Short task =>
Lines holding the string "moon" are the ones to copy from this listing.

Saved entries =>
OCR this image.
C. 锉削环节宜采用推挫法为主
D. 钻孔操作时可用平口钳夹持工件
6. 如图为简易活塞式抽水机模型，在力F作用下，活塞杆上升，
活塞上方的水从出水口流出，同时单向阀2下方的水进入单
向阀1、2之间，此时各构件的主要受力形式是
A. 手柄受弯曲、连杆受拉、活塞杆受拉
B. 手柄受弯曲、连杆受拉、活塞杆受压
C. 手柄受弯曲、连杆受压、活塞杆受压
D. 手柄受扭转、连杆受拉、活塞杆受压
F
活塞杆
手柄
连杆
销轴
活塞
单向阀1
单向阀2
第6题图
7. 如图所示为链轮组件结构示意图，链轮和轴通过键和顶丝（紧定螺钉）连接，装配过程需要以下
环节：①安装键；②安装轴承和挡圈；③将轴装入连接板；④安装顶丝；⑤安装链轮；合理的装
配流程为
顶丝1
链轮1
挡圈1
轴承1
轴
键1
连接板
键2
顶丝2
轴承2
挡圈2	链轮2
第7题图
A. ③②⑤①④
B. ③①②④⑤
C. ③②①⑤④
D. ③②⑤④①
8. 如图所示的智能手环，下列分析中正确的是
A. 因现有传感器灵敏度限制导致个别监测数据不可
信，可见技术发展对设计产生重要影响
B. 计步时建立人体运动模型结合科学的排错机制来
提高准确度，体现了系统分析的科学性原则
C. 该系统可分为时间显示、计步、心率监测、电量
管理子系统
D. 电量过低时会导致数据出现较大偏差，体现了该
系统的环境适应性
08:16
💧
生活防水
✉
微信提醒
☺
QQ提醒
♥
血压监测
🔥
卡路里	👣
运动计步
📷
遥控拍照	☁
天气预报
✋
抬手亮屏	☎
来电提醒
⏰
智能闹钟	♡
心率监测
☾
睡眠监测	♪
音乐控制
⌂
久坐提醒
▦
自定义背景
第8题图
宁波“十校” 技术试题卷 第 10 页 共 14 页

--

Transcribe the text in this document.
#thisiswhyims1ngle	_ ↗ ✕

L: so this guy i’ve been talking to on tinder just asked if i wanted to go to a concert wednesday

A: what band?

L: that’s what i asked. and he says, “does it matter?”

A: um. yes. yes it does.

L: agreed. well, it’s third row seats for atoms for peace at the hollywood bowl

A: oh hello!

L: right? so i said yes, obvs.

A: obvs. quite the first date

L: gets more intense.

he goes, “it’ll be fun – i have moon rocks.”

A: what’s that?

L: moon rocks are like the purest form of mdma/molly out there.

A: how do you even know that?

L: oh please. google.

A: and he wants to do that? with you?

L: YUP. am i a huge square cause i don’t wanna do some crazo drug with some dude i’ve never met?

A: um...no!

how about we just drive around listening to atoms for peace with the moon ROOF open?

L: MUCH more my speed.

Solution =>
he goes, “it’ll be fun – i have moon rocks.”
L: moon rocks are like the purest form of mdma/molly out there.
how about we just drive around listening to atoms for peace with the moon ROOF open?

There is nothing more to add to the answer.